Aim of the exercise
Copy these rows word for word, starting with the line containing "legend-label-exports: Exports [285, 382, 350, 403]" and going through the line containing "data-label-imports: -1% [270, 154, 294, 169]".

Supplied information
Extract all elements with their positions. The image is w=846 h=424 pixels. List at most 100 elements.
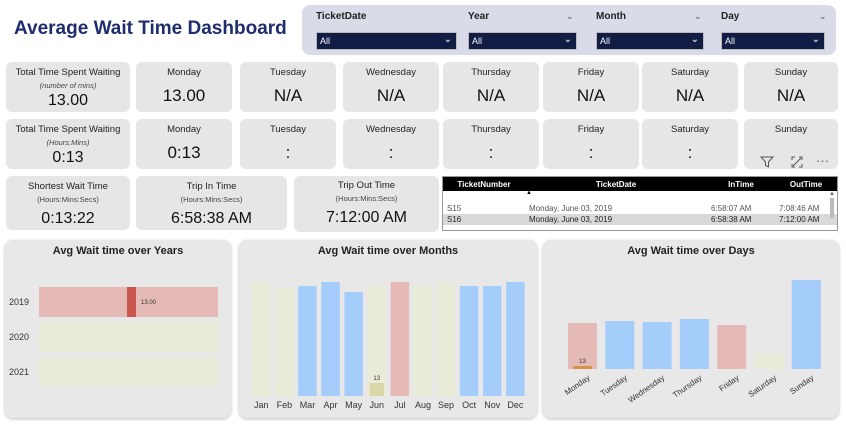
card-title: Sunday <box>774 67 808 78</box>
total-wait-hours-card: Total Time Spent Waiting (Hours:Mins) 0:… <box>6 119 130 169</box>
table-spacer-row <box>443 191 837 203</box>
column-header[interactable]: TicketDate <box>525 177 707 191</box>
category-band <box>459 286 479 396</box>
scrollbar-thumb[interactable] <box>830 198 834 218</box>
card-value: 13.00 <box>162 86 206 105</box>
card-value: : <box>687 143 693 162</box>
category-band <box>506 282 525 396</box>
column-header[interactable]: OutTime <box>775 177 837 191</box>
card-title: Monday <box>167 67 201 78</box>
ticketdate-select[interactable]: All ⌄ <box>316 32 457 50</box>
tick-label: Apr <box>324 400 338 410</box>
category-band <box>679 319 709 369</box>
focus-mode-icon[interactable] <box>790 155 804 172</box>
card-title: Monday <box>167 124 201 135</box>
column-header[interactable]: InTime <box>707 177 775 191</box>
category-band <box>39 357 218 387</box>
tick-label: 2020 <box>9 332 29 342</box>
card-value: : <box>285 143 291 162</box>
category-band <box>390 282 410 396</box>
data-label: 13 <box>373 376 380 382</box>
sort-ascending-icon[interactable]: ▲ <box>526 190 532 196</box>
table-scrollbar[interactable]: ▲ <box>828 191 836 230</box>
filter-label: Day <box>721 11 740 22</box>
category-band <box>568 323 597 369</box>
card-title: Saturday <box>670 67 710 78</box>
table-cell: S16 <box>447 215 462 224</box>
data-label: 13 <box>579 359 586 365</box>
card-value: : <box>588 143 594 162</box>
tick-label: Tuesday <box>599 373 629 398</box>
card-value: 13.00 <box>47 92 89 109</box>
card-title: Thursday <box>471 124 511 135</box>
year-select[interactable]: All ⌄ <box>468 32 577 50</box>
table-cell: 7:08:46 AM <box>779 204 820 213</box>
filter-label: Month <box>596 11 626 22</box>
years-chart-panel: Avg Wait time over Years 2019 13.00 2020 20… <box>5 240 231 418</box>
chart-title: Avg Wait time over Months <box>317 245 459 257</box>
sunday-hours-card: Sunday <box>744 119 838 169</box>
category-band <box>252 282 271 396</box>
category-band <box>483 286 502 396</box>
select-value: All <box>725 36 736 46</box>
card-value: : <box>388 143 394 162</box>
card-value: N/A <box>776 86 806 105</box>
tick-label: Saturday <box>747 373 778 399</box>
filter-icon[interactable] <box>759 155 775 172</box>
card-title: Thursday <box>471 67 511 78</box>
tick-label: Feb <box>277 400 293 410</box>
table-row-selected[interactable]: S16 Monday, June 03, 2019 6:58:38 AM 7:1… <box>443 214 837 225</box>
day-select[interactable]: All ⌄ <box>721 32 825 50</box>
card-title: Tuesday <box>269 67 307 78</box>
filter-label: Year <box>468 11 490 22</box>
chart-title: Avg Wait time over Years <box>52 245 184 257</box>
table-cell: 6:58:38 AM <box>711 215 752 224</box>
card-value: N/A <box>376 86 406 105</box>
card-title: Saturday <box>670 124 710 135</box>
tick-label: Jan <box>254 400 269 410</box>
bar <box>369 383 384 396</box>
saturday-hours-card: Saturday : <box>642 119 738 169</box>
trip-in-card: Trip In Time (Hours:Mins:Secs) 6:58:38 A… <box>136 176 287 230</box>
data-label: 13.00 <box>141 300 157 306</box>
chevron-down-icon[interactable]: ⌄ <box>566 11 574 21</box>
card-title: Wednesday <box>366 124 416 135</box>
scroll-up-icon[interactable]: ▲ <box>829 191 835 197</box>
category-band <box>413 286 433 396</box>
card-title: Trip In Time <box>186 181 237 192</box>
thursday-hours-card: Thursday : <box>443 119 539 169</box>
tuesday-hours-card: Tuesday : <box>240 119 336 169</box>
chevron-down-icon[interactable]: ⌄ <box>694 11 702 21</box>
category-band <box>39 322 218 352</box>
tick-label: Jul <box>394 400 406 410</box>
ticket-table-grid: TicketNumber TicketDate InTime OutTime S… <box>443 177 837 225</box>
category-band <box>642 322 672 369</box>
friday-mins-card: Friday N/A <box>543 62 639 112</box>
card-title: Friday <box>577 67 605 78</box>
more-options-icon[interactable]: ··· <box>816 153 829 168</box>
select-value: All <box>472 36 483 46</box>
card-value: N/A <box>476 86 506 105</box>
tick-label: Aug <box>415 400 431 410</box>
chevron-down-icon: ⌄ <box>690 34 699 45</box>
month-select[interactable]: All ⌄ <box>596 32 704 50</box>
chevron-down-icon[interactable]: ⌄ <box>819 11 827 21</box>
table-header-row: TicketNumber TicketDate InTime OutTime <box>443 177 837 191</box>
chevron-down-icon: ⌄ <box>443 34 452 45</box>
card-subtitle: (Hours:Mins) <box>46 138 90 147</box>
category-band <box>754 353 784 369</box>
monday-hours-card: Monday 0:13 <box>136 119 232 169</box>
table-row[interactable]: S15 Monday, June 03, 2019 6:58:07 AM 7:0… <box>443 203 837 214</box>
filter-ticketdate: TicketDate All ⌄ <box>316 11 457 50</box>
card-title: Wednesday <box>366 67 416 78</box>
column-header[interactable]: TicketNumber <box>443 177 525 191</box>
shortest-wait-card: Shortest Wait Time (Hours:Mins:Secs) 0:1… <box>6 176 130 230</box>
card-title: Sunday <box>774 124 808 135</box>
tick-label: Oct <box>462 400 477 410</box>
chevron-down-icon: ⌄ <box>811 34 820 45</box>
wednesday-mins-card: Wednesday N/A <box>343 62 439 112</box>
bar <box>127 287 136 317</box>
filter-bar: TicketDate All ⌄ Year ⌄ All ⌄ Month ⌄ All ⌄… <box>302 5 836 55</box>
page-title: Average Wait Time Dashboard <box>14 18 287 39</box>
category-band <box>298 286 317 396</box>
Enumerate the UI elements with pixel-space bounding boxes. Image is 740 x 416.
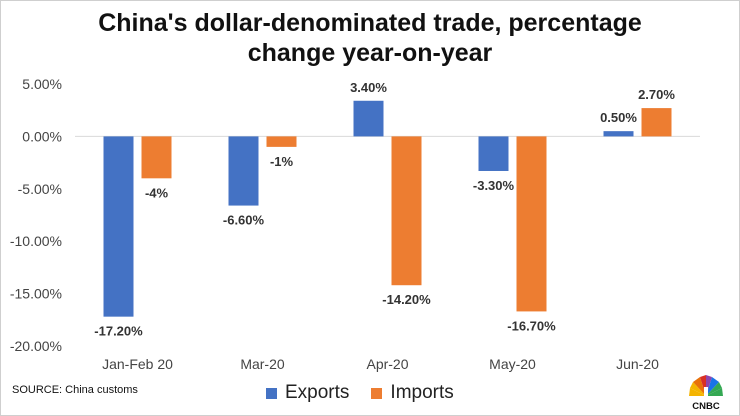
legend-label-exports: Exports [285, 382, 350, 403]
legend-swatch-exports [266, 387, 277, 399]
bar-imports [391, 136, 422, 286]
chart-legend: Exports Imports [266, 382, 454, 404]
bar-exports [103, 136, 134, 317]
logo-text: CNBC [692, 401, 720, 412]
legend-item-exports: Exports [266, 382, 349, 404]
peacock-icon [689, 375, 723, 396]
y-tick-label: 0.00% [22, 128, 62, 144]
bar-exports [478, 136, 509, 171]
bar-imports [266, 136, 297, 147]
legend-label-imports: Imports [390, 382, 454, 403]
x-tick-label: Jun-20 [616, 356, 659, 372]
cnbc-logo: CNBC [689, 375, 723, 412]
bar-imports [516, 136, 547, 312]
data-label-imports: -4% [145, 185, 169, 200]
x-tick-label: Jan-Feb 20 [102, 356, 173, 372]
chart-title: China's dollar-denominated trade, percen… [40, 8, 700, 68]
source-note: SOURCE: China customs [12, 384, 138, 396]
bar-imports [141, 136, 172, 179]
data-label-exports: 0.50% [600, 110, 637, 125]
title-line-1: China's dollar-denominated trade, percen… [98, 9, 642, 37]
y-tick-label: -5.00% [18, 181, 62, 197]
title-line-2: change year-on-year [247, 39, 493, 67]
x-tick-label: Mar-20 [240, 356, 285, 372]
data-label-imports: -1% [270, 154, 294, 169]
data-label-exports: -17.20% [94, 324, 143, 339]
legend-swatch-imports [371, 387, 383, 399]
bar-exports [353, 100, 384, 137]
y-tick-label: -15.00% [10, 286, 62, 302]
data-label-imports: -16.70% [507, 318, 556, 333]
legend-item-imports: Imports [371, 382, 454, 404]
x-tick-label: Apr-20 [366, 356, 408, 372]
y-tick-label: -20.00% [10, 338, 62, 354]
y-tick-label: 5.00% [22, 76, 62, 92]
bar-imports [641, 108, 672, 137]
bar-exports [228, 136, 259, 206]
data-label-exports: 3.40% [350, 80, 387, 95]
bar-exports [603, 131, 634, 137]
x-tick-label: May-20 [489, 356, 536, 372]
data-label-imports: -14.20% [382, 292, 431, 307]
data-label-imports: 2.70% [638, 87, 675, 102]
y-tick-label: -10.00% [10, 233, 62, 249]
data-label-exports: -6.60% [223, 213, 265, 228]
data-label-exports: -3.30% [473, 178, 515, 193]
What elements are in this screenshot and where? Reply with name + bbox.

Full answer
legend-label-exports: Exports [285, 382, 350, 403]
legend-swatch-exports [266, 387, 277, 399]
bar-imports [391, 136, 422, 286]
chart-legend: Exports Imports [266, 382, 454, 404]
bar-exports [103, 136, 134, 317]
logo-text: CNBC [692, 401, 720, 412]
legend-item-exports: Exports [266, 382, 349, 404]
peacock-icon [689, 375, 723, 396]
y-tick-label: 0.00% [22, 128, 62, 144]
bar-exports [478, 136, 509, 171]
bar-imports [266, 136, 297, 147]
legend-label-imports: Imports [390, 382, 454, 403]
x-tick-label: Jun-20 [616, 356, 659, 372]
cnbc-logo: CNBC [689, 375, 723, 412]
bar-imports [516, 136, 547, 312]
data-label-imports: -4% [145, 185, 169, 200]
x-tick-label: Jan-Feb 20 [102, 356, 173, 372]
chart-title: China's dollar-denominated trade, percen… [40, 8, 700, 68]
source-note: SOURCE: China customs [12, 384, 138, 396]
bar-imports [141, 136, 172, 179]
data-label-exports: 0.50% [600, 110, 637, 125]
title-line-1: China's dollar-denominated trade, percen… [98, 9, 642, 37]
y-tick-label: -5.00% [18, 181, 62, 197]
title-line-2: change year-on-year [247, 39, 493, 67]
x-tick-label: Mar-20 [240, 356, 285, 372]
data-label-imports: -1% [270, 154, 294, 169]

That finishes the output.